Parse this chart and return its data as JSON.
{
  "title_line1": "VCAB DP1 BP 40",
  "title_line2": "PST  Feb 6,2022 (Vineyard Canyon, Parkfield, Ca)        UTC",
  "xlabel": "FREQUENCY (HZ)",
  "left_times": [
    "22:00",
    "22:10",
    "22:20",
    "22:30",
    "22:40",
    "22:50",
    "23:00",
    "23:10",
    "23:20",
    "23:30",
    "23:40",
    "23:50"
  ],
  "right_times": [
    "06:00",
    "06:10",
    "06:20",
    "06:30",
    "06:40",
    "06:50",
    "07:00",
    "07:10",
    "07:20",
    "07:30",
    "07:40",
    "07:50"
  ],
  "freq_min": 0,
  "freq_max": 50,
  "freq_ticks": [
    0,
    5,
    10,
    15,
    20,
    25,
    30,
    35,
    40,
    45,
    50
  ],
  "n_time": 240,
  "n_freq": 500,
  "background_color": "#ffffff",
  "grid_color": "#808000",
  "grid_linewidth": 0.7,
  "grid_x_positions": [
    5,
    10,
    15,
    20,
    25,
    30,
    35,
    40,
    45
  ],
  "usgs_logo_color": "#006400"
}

- - -

Transcribe the whole listing with nothing added or left out.

Parse this chart and return its data as JSON.
{
  "title_line1": "VCAB DP1 BP 40",
  "title_line2": "PST  Feb 6,2022 (Vineyard Canyon, Parkfield, Ca)        UTC",
  "xlabel": "FREQUENCY (HZ)",
  "left_times": [
    "22:00",
    "22:10",
    "22:20",
    "22:30",
    "22:40",
    "22:50",
    "23:00",
    "23:10",
    "23:20",
    "23:30",
    "23:40",
    "23:50"
  ],
  "right_times": [
    "06:00",
    "06:10",
    "06:20",
    "06:30",
    "06:40",
    "06:50",
    "07:00",
    "07:10",
    "07:20",
    "07:30",
    "07:40",
    "07:50"
  ],
  "freq_min": 0,
  "freq_max": 50,
  "freq_ticks": [
    0,
    5,
    10,
    15,
    20,
    25,
    30,
    35,
    40,
    45,
    50
  ],
  "n_time": 240,
  "n_freq": 500,
  "background_color": "#ffffff",
  "grid_color": "#808000",
  "grid_linewidth": 0.7,
  "grid_x_positions": [
    5,
    10,
    15,
    20,
    25,
    30,
    35,
    40,
    45
  ],
  "usgs_logo_color": "#006400"
}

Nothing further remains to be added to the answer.